__Exercise__: Update the records below by changing every "bounding box" to "enclosing box" and keeping everything else the same. Leave out the pictures when you write them again.

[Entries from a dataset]
━━━━━━━━━━━━━━━━━━━━

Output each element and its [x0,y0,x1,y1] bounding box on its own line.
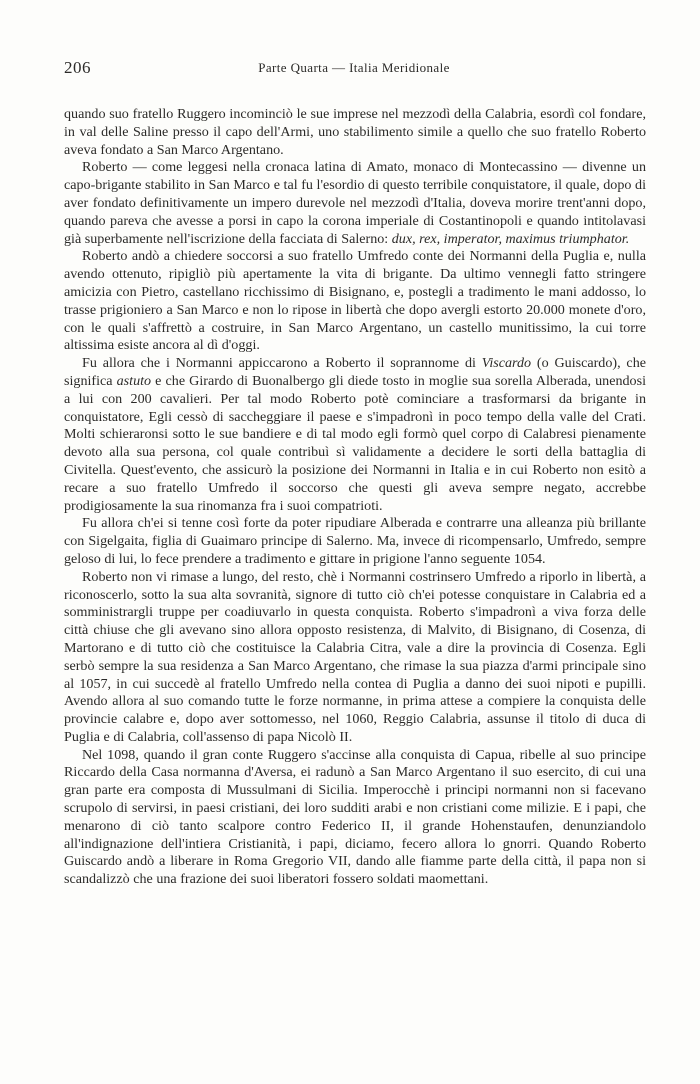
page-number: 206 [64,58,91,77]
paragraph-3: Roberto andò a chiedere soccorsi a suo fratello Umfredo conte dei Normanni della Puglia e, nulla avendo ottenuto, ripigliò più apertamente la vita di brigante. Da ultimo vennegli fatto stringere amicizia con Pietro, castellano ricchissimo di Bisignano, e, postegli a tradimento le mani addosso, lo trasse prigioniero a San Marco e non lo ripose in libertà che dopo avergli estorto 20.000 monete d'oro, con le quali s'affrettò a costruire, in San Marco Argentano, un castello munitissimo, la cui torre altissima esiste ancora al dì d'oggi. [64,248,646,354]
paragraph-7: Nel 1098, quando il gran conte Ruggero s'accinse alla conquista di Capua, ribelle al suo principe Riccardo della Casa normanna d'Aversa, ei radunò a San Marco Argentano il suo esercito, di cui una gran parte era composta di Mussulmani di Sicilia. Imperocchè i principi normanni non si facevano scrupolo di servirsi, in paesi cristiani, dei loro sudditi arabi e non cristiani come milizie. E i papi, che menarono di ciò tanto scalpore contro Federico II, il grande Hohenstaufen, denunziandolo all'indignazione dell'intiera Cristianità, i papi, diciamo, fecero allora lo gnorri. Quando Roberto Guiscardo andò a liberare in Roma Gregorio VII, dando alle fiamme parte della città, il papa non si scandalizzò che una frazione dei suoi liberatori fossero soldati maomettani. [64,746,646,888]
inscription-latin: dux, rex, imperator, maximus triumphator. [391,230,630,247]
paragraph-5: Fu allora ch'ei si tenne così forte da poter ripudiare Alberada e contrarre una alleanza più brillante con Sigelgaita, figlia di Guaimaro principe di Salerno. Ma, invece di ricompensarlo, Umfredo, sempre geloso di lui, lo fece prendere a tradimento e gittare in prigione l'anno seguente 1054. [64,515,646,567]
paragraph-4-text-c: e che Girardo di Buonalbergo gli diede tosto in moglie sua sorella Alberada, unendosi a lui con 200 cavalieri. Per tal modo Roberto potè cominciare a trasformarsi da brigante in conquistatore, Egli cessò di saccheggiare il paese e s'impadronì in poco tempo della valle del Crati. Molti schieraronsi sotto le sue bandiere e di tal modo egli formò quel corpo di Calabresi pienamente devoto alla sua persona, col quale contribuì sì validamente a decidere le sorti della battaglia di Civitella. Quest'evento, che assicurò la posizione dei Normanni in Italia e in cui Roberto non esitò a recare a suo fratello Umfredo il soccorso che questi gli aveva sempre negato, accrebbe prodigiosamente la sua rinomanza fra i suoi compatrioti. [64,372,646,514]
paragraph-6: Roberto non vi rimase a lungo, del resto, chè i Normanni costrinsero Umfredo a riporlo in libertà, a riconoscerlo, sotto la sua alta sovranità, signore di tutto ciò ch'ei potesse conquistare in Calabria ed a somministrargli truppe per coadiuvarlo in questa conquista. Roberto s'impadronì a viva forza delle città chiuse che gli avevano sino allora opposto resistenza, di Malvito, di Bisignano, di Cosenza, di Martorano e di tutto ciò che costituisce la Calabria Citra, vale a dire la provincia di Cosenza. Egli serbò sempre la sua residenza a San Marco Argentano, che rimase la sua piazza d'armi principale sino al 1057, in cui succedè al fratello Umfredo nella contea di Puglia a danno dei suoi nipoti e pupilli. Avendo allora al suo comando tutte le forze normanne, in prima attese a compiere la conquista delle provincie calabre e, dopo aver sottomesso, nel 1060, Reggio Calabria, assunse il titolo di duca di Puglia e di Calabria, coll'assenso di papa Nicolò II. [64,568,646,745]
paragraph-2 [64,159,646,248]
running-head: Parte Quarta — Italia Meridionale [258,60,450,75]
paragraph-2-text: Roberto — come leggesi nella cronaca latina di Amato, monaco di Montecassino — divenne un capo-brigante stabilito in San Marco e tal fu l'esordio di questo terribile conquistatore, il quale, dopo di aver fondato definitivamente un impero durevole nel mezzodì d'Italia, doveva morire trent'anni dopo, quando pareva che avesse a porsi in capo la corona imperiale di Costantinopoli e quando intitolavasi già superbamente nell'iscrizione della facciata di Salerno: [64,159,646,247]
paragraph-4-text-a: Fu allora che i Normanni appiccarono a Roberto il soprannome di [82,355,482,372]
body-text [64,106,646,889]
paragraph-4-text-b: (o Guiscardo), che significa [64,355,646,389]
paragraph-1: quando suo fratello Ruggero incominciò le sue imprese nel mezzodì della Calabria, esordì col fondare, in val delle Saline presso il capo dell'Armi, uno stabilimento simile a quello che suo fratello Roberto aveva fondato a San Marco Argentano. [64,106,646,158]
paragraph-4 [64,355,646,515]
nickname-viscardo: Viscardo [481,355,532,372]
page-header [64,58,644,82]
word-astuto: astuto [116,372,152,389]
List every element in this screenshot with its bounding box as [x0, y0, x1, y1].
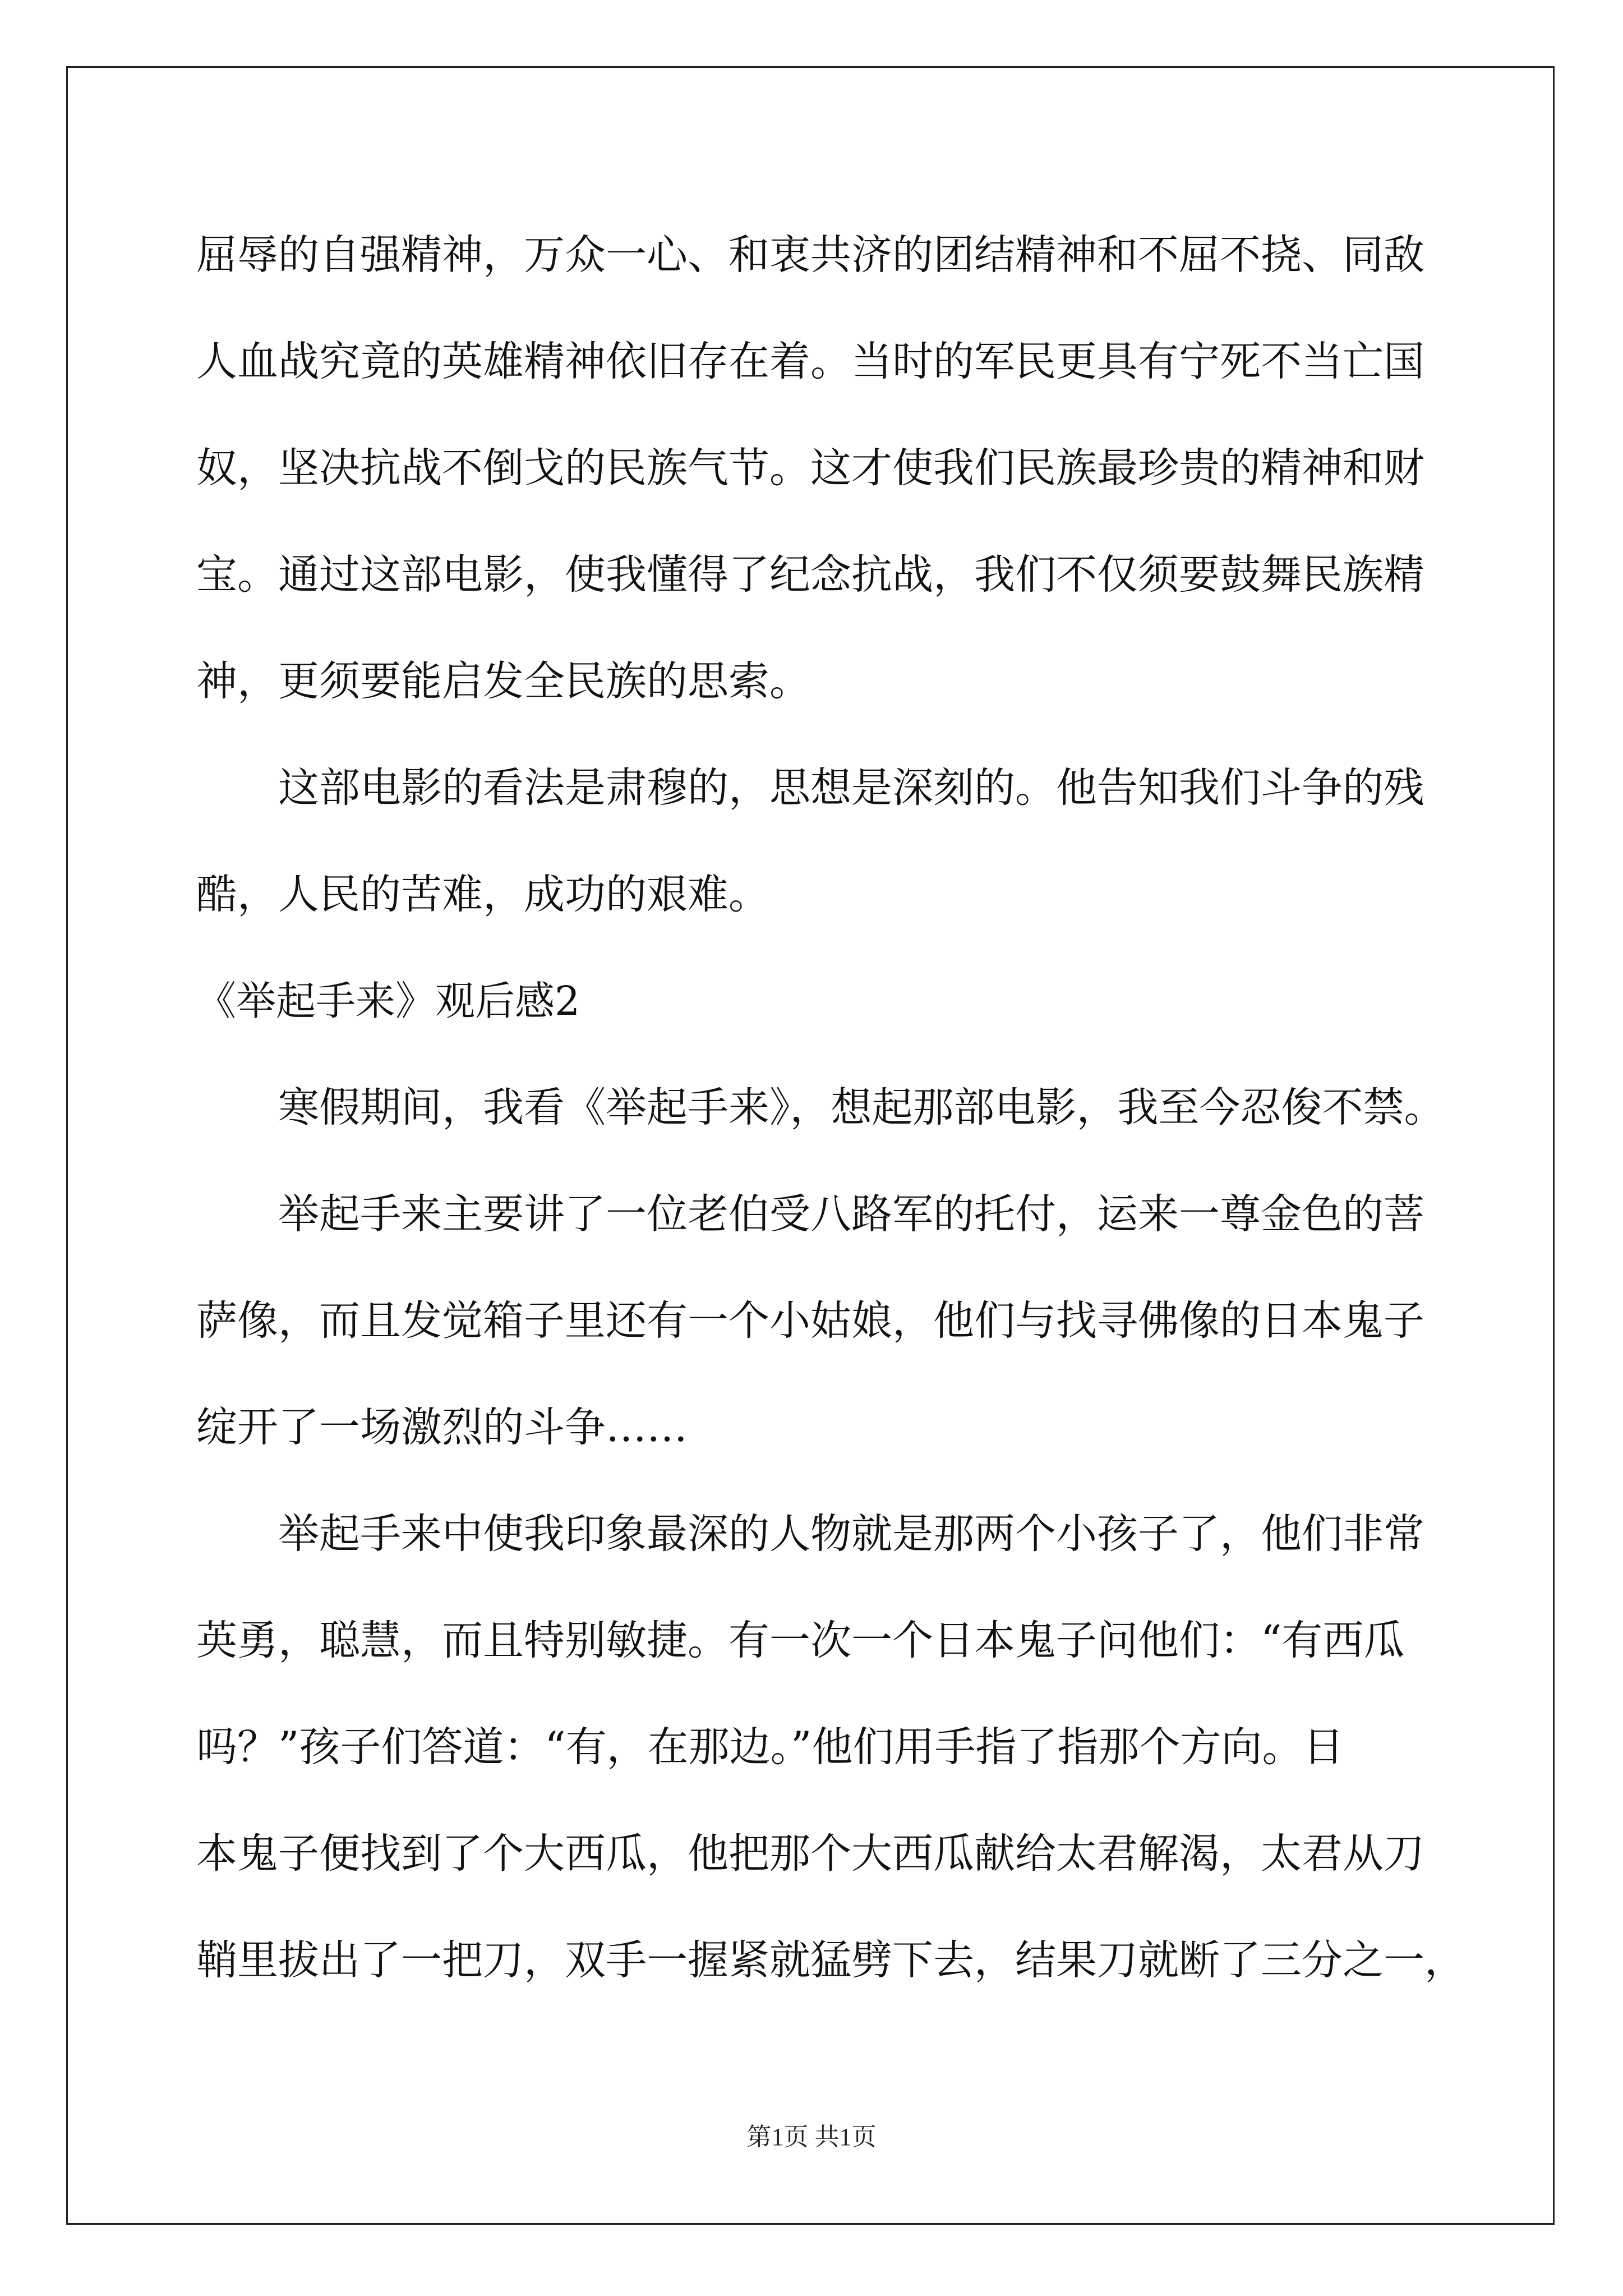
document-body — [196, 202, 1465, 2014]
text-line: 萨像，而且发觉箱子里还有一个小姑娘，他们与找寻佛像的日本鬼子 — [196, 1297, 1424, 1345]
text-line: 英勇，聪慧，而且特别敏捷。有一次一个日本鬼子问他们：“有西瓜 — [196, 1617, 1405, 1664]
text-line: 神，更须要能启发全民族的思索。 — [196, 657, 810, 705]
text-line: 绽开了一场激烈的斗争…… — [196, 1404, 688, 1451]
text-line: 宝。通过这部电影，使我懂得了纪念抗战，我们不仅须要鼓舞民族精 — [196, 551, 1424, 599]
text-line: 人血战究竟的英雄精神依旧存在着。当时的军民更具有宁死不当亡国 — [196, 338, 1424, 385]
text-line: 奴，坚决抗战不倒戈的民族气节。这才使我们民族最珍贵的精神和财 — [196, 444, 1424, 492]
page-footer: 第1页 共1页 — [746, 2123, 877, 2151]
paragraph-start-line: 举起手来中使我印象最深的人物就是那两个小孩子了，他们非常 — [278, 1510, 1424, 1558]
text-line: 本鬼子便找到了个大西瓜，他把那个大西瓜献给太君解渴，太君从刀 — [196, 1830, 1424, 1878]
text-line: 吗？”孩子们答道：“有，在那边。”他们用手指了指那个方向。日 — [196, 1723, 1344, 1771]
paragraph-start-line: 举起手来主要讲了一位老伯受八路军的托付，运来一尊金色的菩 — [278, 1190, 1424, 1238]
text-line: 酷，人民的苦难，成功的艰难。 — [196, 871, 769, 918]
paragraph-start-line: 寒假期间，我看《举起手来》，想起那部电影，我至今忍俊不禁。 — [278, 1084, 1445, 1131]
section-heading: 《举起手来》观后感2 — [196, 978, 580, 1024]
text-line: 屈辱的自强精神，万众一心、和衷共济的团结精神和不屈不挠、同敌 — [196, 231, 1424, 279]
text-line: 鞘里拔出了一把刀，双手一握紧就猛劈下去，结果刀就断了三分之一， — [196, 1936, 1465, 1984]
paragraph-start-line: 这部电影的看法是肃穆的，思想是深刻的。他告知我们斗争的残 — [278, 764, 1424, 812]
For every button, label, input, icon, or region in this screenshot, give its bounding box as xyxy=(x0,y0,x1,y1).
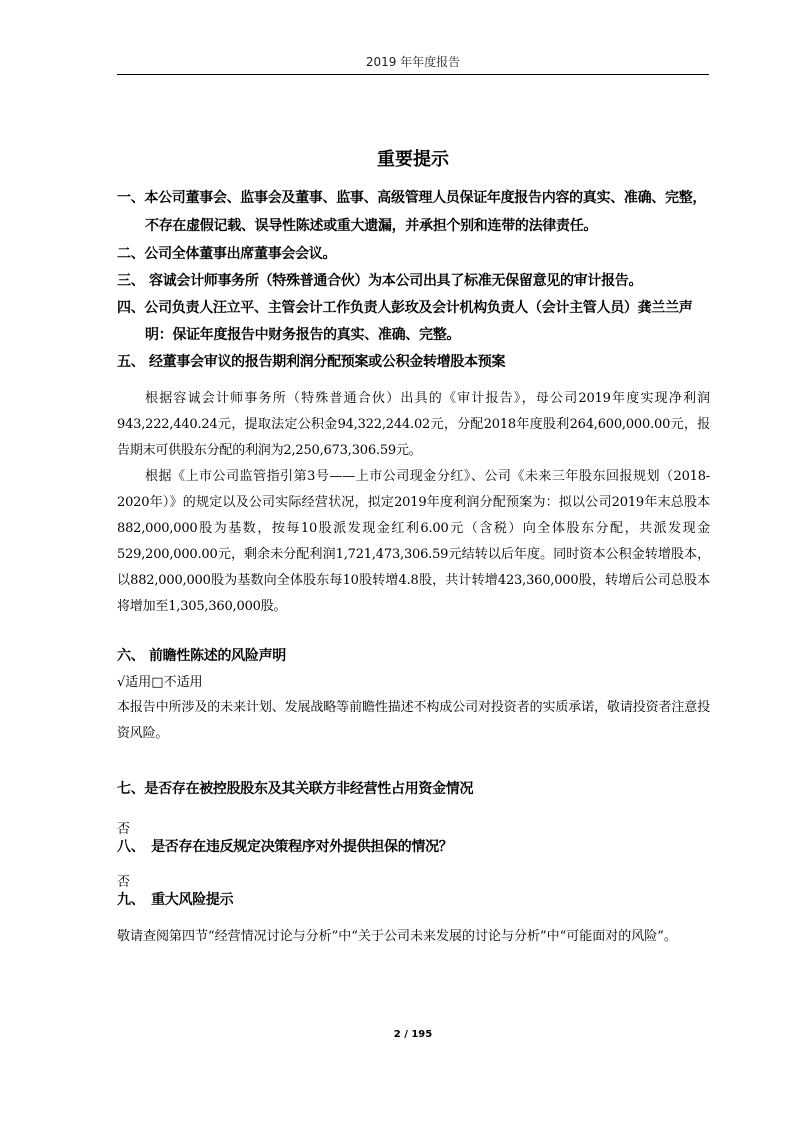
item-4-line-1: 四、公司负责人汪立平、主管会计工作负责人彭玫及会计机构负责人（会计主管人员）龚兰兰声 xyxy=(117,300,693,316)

━━━━━━━━━━━━━━━━━━━━

__Expected answer__:
Output each element and its [x0,y0,x1,y1] enclosing box on its own line.
page-number: 206 [64,58,91,77]
paragraph-3: Roberto andò a chiedere soccorsi a suo fratello Umfredo conte dei Normanni della Puglia e, nulla avendo ottenuto, ripigliò più apertamente la vita di brigante. Da ultimo vennegli fatto stringere amicizia con Pietro, castellano ricchissimo di Bisignano, e, postegli a tradimento le mani addosso, lo trasse prigioniero a San Marco e non lo ripose in libertà che dopo avergli estorto 20.000 monete d'oro, con le quali s'affrettò a costruire, in San Marco Argentano, un castello munitissimo, la cui torre altissima esiste ancora al dì d'oggi. [64,248,646,354]
paragraph-7: Nel 1098, quando il gran conte Ruggero s'accinse alla conquista di Capua, ribelle al suo principe Riccardo della Casa normanna d'Aversa, ei radunò a San Marco Argentano il suo esercito, di cui una gran parte era composta di Mussulmani di Sicilia. Imperocchè i principi normanni non si facevano scrupolo di servirsi, in paesi cristiani, dei loro sudditi arabi e non cristiani come milizie. E i papi, che menarono di ciò tanto scalpore contro Federico II, il grande Hohenstaufen, denunziandolo all'indignazione dell'intiera Cristianità, i papi, diciamo, fecero allora lo gnorri. Quando Roberto Guiscardo andò a liberare in Roma Gregorio VII, dando alle fiamme parte della città, il papa non si scandalizzò che una frazione dei suoi liberatori fossero soldati maomettani. [64,746,646,888]
inscription-latin: dux, rex, imperator, maximus triumphator. [391,230,630,247]
paragraph-5: Fu allora ch'ei si tenne così forte da poter ripudiare Alberada e contrarre una alleanza più brillante con Sigelgaita, figlia di Guaimaro principe di Salerno. Ma, invece di ricompensarlo, Umfredo, sempre geloso di lui, lo fece prendere a tradimento e gittare in prigione l'anno seguente 1054. [64,515,646,567]
paragraph-4-text-c: e che Girardo di Buonalbergo gli diede tosto in moglie sua sorella Alberada, unendosi a lui con 200 cavalieri. Per tal modo Roberto potè cominciare a trasformarsi da brigante in conquistatore, Egli cessò di saccheggiare il paese e s'impadronì in poco tempo della valle del Crati. Molti schieraronsi sotto le sue bandiere e di tal modo egli formò quel corpo di Calabresi pienamente devoto alla sua persona, col quale contribuì sì validamente a decidere le sorti della battaglia di Civitella. Quest'evento, che assicurò la posizione dei Normanni in Italia e in cui Roberto non esitò a recare a suo fratello Umfredo il soccorso che questi gli aveva sempre negato, accrebbe prodigiosamente la sua rinomanza fra i suoi compatrioti. [64,372,646,514]
paragraph-6: Roberto non vi rimase a lungo, del resto, chè i Normanni costrinsero Umfredo a riporlo in libertà, a riconoscerlo, sotto la sua alta sovranità, signore di tutto ciò ch'ei potesse conquistare in Calabria ed a somministrargli truppe per coadiuvarlo in questa conquista. Roberto s'impadronì a viva forza delle città chiuse che gli avevano sino allora opposto resistenza, di Malvito, di Bisignano, di Cosenza, di Martorano e di tutto ciò che costituisce la Calabria Citra, vale a dire la provincia di Cosenza. Egli serbò sempre la sua residenza a San Marco Argentano, che rimase la sua piazza d'armi principale sino al 1057, in cui succedè al fratello Umfredo nella contea di Puglia a danno dei suoi nipoti e pupilli. Avendo allora al suo comando tutte le forze normanne, in prima attese a compiere la conquista delle provincie calabre e, dopo aver sottomesso, nel 1060, Reggio Calabria, assunse il titolo di duca di Puglia e di Calabria, coll'assenso di papa Nicolò II. [64,568,646,745]
paragraph-2 [64,159,646,248]
running-head: Parte Quarta — Italia Meridionale [258,60,450,75]
paragraph-2-text: Roberto — come leggesi nella cronaca latina di Amato, monaco di Montecassino — divenne un capo-brigante stabilito in San Marco e tal fu l'esordio di questo terribile conquistatore, il quale, dopo di aver fondato definitivamente un impero durevole nel mezzodì d'Italia, doveva morire trent'anni dopo, quando pareva che avesse a porsi in capo la corona imperiale di Costantinopoli e quando intitolavasi già superbamente nell'iscrizione della facciata di Salerno: [64,159,646,247]
paragraph-4-text-a: Fu allora che i Normanni appiccarono a Roberto il soprannome di [82,355,482,372]
body-text [64,106,646,889]
paragraph-4-text-b: (o Guiscardo), che significa [64,355,646,389]
paragraph-1: quando suo fratello Ruggero incominciò le sue imprese nel mezzodì della Calabria, esordì col fondare, in val delle Saline presso il capo dell'Armi, uno stabilimento simile a quello che suo fratello Roberto aveva fondato a San Marco Argentano. [64,106,646,158]
paragraph-4 [64,355,646,515]
nickname-viscardo: Viscardo [481,355,532,372]
page-header [64,58,644,82]
word-astuto: astuto [116,372,152,389]
List every element in this screenshot with its enclosing box as [x0, y0, x1, y1].
document-body — [196, 202, 1465, 2014]
text-line: 萨像，而且发觉箱子里还有一个小姑娘，他们与找寻佛像的日本鬼子 — [196, 1297, 1424, 1345]
text-line: 英勇，聪慧，而且特别敏捷。有一次一个日本鬼子问他们：“有西瓜 — [196, 1617, 1405, 1664]
text-line: 神，更须要能启发全民族的思索。 — [196, 657, 810, 705]
text-line: 绽开了一场激烈的斗争…… — [196, 1404, 688, 1451]
text-line: 宝。通过这部电影，使我懂得了纪念抗战，我们不仅须要鼓舞民族精 — [196, 551, 1424, 599]
text-line: 人血战究竟的英雄精神依旧存在着。当时的军民更具有宁死不当亡国 — [196, 338, 1424, 385]
text-line: 奴，坚决抗战不倒戈的民族气节。这才使我们民族最珍贵的精神和财 — [196, 444, 1424, 492]
page-footer: 第1页 共1页 — [746, 2123, 877, 2151]
paragraph-start-line: 举起手来中使我印象最深的人物就是那两个小孩子了，他们非常 — [278, 1510, 1424, 1558]
text-line: 本鬼子便找到了个大西瓜，他把那个大西瓜献给太君解渴，太君从刀 — [196, 1830, 1424, 1878]
text-line: 吗？”孩子们答道：“有，在那边。”他们用手指了指那个方向。日 — [196, 1723, 1344, 1771]
paragraph-start-line: 举起手来主要讲了一位老伯受八路军的托付，运来一尊金色的菩 — [278, 1190, 1424, 1238]
text-line: 酷，人民的苦难，成功的艰难。 — [196, 871, 769, 918]
paragraph-start-line: 寒假期间，我看《举起手来》，想起那部电影，我至今忍俊不禁。 — [278, 1084, 1445, 1131]
section-heading: 《举起手来》观后感2 — [196, 978, 580, 1024]
text-line: 屈辱的自强精神，万众一心、和衷共济的团结精神和不屈不挠、同敌 — [196, 231, 1424, 279]
text-line: 鞘里拔出了一把刀，双手一握紧就猛劈下去，结果刀就断了三分之一， — [196, 1936, 1465, 1984]
paragraph-start-line: 这部电影的看法是肃穆的，思想是深刻的。他告知我们斗争的残 — [278, 764, 1424, 812]
For every button, label, input, icon, or region in this screenshot, give its enclosing box as xyxy=(x0,y0,x1,y1).
item-4-line-1: 四、公司负责人汪立平、主管会计工作负责人彭玫及会计机构负责人（会计主管人员）龚兰兰声 xyxy=(117,300,693,316)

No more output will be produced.